» Data provided
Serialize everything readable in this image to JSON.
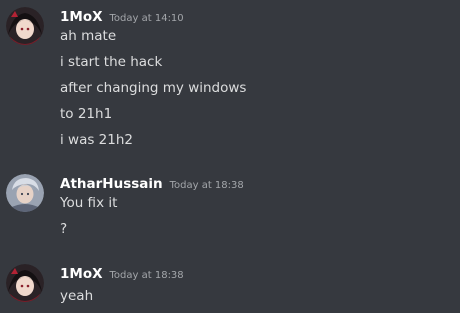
{
  "messages": [
    {
      "author": "1MoX",
      "timestamp": "Today at 14:10",
      "avatar_icon": "anime-character-avatar-icon",
      "lines": [
        "ah mate",
        "i start the hack",
        "after changing my windows",
        "to 21h1",
        "i was 21h2"
      ]
    },
    {
      "author": "AtharHussain",
      "timestamp": "Today at 18:38",
      "avatar_icon": "profile-photo-avatar-icon",
      "lines": [
        "You fix it",
        "?"
      ]
    },
    {
      "author": "1MoX",
      "timestamp": "Today at 18:38",
      "avatar_icon": "anime-character-avatar-icon",
      "lines": [
        "yeah"
      ]
    }
  ],
  "colors": {
    "background": "#36393f",
    "username": "#ffffff",
    "message_text": "#dcddde",
    "timestamp": "#a3a6aa"
  }
}
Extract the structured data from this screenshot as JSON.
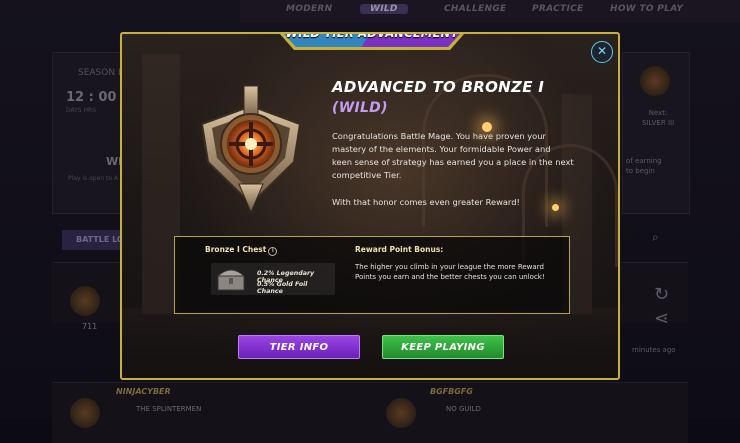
{
  "nav_tabs": [
    {
      "label": "MODERN",
      "active": false
    },
    {
      "label": "WILD",
      "active": true
    },
    {
      "label": "CHALLENGE",
      "active": false
    },
    {
      "label": "PRACTICE",
      "active": false
    },
    {
      "label": "HOW TO PLAY",
      "active": false
    }
  ],
  "background": {
    "season_label": "SEASON E",
    "timer": "12 : 00 :",
    "timer_units": "DAYS     HRS",
    "wild_heading": "WI",
    "play_text": "Play is open to A",
    "battle_log_button": "BATTLE LO",
    "next_label": "Next:",
    "next_tier": "SILVER III",
    "earning_text": "of earning",
    "begin_text": "to begin",
    "rating": "711",
    "player1_name": "NINJACYBER",
    "player1_guild": "THE SPLINTERMEN",
    "player2_name": "BGFBGFG",
    "player2_guild": "NO GUILD",
    "minutes_ago": "minutes ago"
  },
  "modal": {
    "banner_title": "WILD TIER ADVANCEMENT",
    "heading": "ADVANCED TO BRONZE I",
    "subheading": "(WILD)",
    "paragraph_lines_1": [
      "Congratulations Battle Mage. You have proven your",
      "mastery of the elements. Your formidable Power and",
      "keen sense of strategy has earned you a place in the next",
      "competitive Tier."
    ],
    "paragraph_2": "With that honor comes even greater Reward!",
    "reward": {
      "chest_title": "Bronze I Chest",
      "legendary_chance": "0.2% Legendary Chance",
      "gold_foil_chance": "0.5% Gold Foil Chance",
      "bonus_title": "Reward Point Bonus:",
      "bonus_lines": [
        "The higher you climb in your league the more Reward",
        "Points you earn and the better chests you can unlock!"
      ]
    },
    "tier_info_button": "TIER INFO",
    "keep_playing_button": "KEEP PLAYING",
    "close_symbol": "✕"
  },
  "colors": {
    "modal_border": "#c7b13a",
    "subheading": "#c69cf0",
    "tier_button": "#7d2fd0",
    "keep_button": "#2aa536",
    "close_accent": "#5ec8e6"
  }
}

» The request
Locate all lines in the listing above with the word "JSON" and copy them.

» Reply
Serialize everything readable in this image to JSON.
Extract the structured data from this screenshot as JSON.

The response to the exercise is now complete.